To do »
Copy each line where the word "расчётная" occurs.

Information supplied »
## begin

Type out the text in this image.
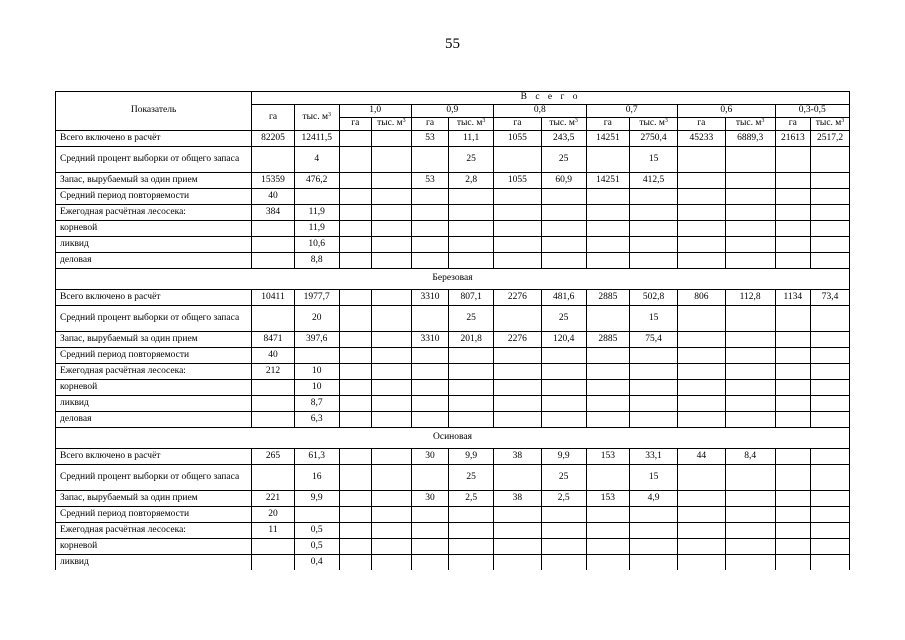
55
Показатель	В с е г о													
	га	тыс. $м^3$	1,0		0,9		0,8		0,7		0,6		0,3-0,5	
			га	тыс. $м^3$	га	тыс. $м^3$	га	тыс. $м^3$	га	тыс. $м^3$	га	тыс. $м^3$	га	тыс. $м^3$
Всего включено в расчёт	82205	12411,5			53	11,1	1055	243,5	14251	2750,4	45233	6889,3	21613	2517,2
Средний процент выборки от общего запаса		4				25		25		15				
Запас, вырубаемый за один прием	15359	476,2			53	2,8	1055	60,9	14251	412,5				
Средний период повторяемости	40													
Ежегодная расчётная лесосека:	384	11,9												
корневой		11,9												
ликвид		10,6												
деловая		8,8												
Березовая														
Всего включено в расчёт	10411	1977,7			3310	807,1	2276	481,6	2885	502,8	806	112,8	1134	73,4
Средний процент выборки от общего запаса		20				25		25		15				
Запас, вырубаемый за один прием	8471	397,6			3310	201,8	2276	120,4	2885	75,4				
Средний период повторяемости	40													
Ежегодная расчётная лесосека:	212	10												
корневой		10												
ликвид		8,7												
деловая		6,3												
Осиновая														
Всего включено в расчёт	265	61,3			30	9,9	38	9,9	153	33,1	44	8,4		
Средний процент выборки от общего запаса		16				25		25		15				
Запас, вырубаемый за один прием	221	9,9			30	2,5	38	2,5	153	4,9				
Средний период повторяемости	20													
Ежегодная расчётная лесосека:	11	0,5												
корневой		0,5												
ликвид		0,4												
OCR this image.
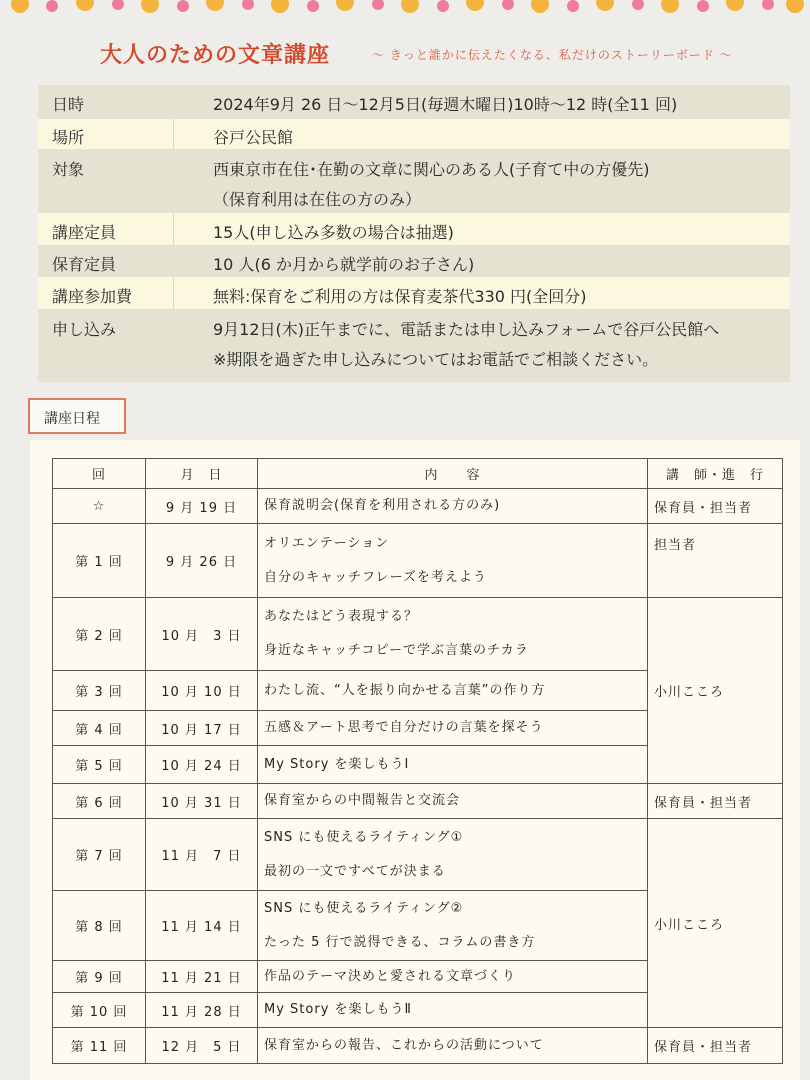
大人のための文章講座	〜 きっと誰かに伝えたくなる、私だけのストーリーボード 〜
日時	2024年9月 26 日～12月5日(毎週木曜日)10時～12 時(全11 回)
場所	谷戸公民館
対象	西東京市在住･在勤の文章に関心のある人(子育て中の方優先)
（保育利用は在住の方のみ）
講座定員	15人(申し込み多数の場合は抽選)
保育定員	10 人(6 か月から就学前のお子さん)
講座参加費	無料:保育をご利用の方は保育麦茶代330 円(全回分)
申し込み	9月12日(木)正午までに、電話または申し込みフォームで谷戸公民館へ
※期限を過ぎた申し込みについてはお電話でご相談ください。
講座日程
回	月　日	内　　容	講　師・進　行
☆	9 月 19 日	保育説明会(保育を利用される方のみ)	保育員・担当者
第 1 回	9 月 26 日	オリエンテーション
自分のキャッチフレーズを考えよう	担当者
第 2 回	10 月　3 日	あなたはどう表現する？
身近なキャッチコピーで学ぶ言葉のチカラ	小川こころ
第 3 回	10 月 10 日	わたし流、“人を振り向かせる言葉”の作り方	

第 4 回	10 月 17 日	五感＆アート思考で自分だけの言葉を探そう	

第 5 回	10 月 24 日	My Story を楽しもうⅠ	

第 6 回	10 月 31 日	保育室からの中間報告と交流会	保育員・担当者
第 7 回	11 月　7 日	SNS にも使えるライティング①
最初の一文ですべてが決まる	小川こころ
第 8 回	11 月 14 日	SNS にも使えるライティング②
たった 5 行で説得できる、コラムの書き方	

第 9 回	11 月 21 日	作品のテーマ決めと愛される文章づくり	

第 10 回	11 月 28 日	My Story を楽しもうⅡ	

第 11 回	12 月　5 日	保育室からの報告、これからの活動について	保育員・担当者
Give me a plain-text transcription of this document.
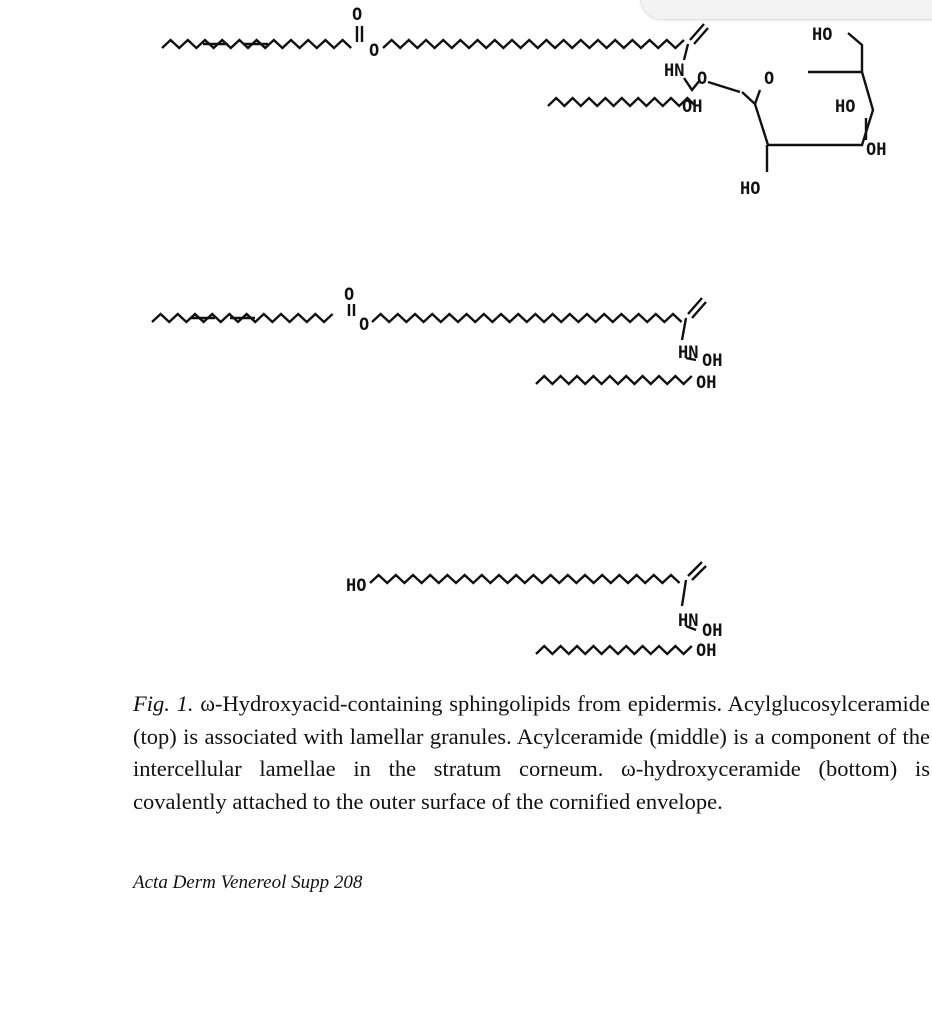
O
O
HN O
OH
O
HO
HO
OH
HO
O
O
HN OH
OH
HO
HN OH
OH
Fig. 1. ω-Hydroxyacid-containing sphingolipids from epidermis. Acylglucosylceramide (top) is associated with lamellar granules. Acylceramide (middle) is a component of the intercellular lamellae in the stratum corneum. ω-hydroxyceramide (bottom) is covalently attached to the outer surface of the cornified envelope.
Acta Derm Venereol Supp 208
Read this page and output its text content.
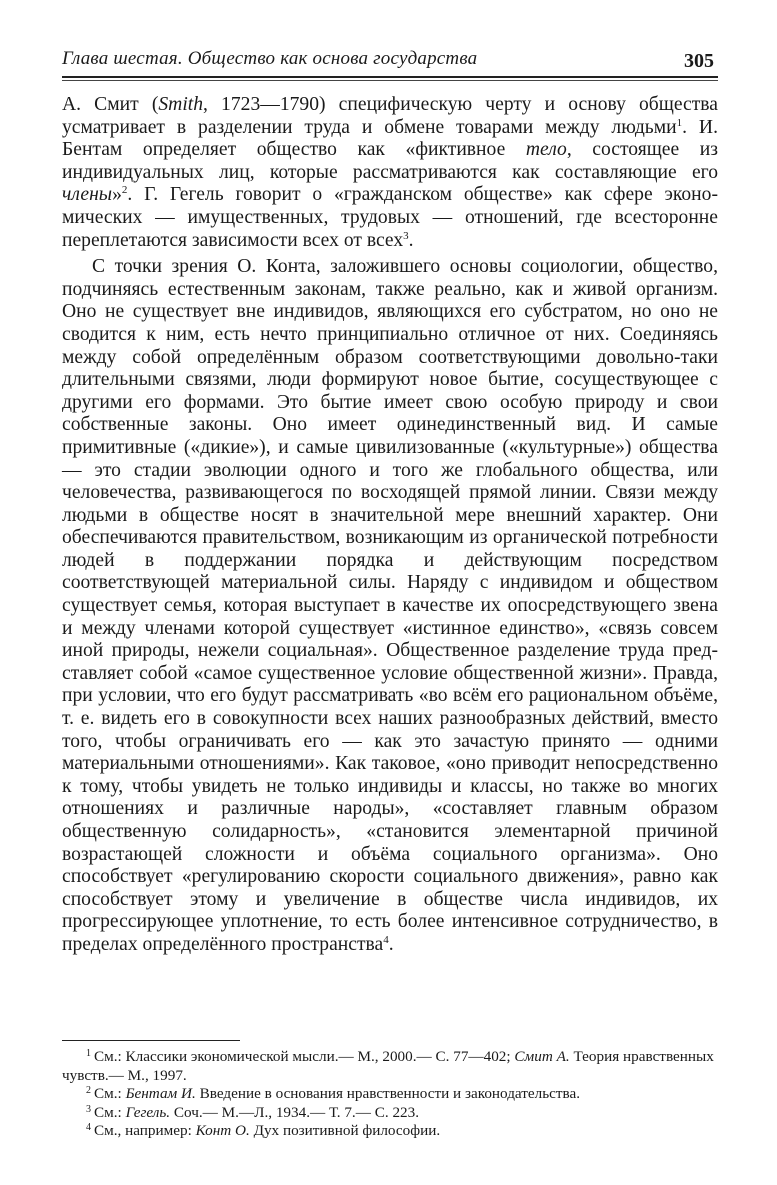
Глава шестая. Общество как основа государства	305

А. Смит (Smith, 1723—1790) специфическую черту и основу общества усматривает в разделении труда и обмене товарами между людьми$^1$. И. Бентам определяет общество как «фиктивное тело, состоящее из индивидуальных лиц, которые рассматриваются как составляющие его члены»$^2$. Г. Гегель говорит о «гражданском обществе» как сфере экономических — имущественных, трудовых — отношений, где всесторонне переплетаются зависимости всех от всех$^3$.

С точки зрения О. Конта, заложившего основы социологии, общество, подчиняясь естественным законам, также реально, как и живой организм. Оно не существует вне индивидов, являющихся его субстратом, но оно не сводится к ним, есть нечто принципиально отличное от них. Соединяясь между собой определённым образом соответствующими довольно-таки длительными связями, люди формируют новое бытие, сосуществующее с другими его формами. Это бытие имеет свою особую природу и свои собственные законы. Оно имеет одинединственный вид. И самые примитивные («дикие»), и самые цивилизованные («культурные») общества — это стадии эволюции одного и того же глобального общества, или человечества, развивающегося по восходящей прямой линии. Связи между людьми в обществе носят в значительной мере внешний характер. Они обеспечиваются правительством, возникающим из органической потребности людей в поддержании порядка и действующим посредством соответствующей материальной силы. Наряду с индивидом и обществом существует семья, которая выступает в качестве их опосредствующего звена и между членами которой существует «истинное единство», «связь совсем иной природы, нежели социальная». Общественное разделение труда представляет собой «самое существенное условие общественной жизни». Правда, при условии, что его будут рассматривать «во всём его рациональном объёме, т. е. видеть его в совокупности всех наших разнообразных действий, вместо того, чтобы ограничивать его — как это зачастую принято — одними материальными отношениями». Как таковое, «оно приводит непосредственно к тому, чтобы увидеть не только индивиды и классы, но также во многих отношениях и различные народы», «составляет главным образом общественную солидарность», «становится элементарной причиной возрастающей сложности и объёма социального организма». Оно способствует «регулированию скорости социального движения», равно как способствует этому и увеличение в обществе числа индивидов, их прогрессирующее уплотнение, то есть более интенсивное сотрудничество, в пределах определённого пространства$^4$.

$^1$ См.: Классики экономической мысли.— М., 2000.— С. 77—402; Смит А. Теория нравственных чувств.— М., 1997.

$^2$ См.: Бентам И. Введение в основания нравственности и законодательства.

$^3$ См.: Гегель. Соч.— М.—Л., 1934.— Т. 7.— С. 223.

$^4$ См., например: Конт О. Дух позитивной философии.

## end

Output of the task »
Ежегодная расчётная лесосека:	384	11,9												
Ежегодная расчётная лесосека:	212	10												
Ежегодная расчётная лесосека:	11	0,5												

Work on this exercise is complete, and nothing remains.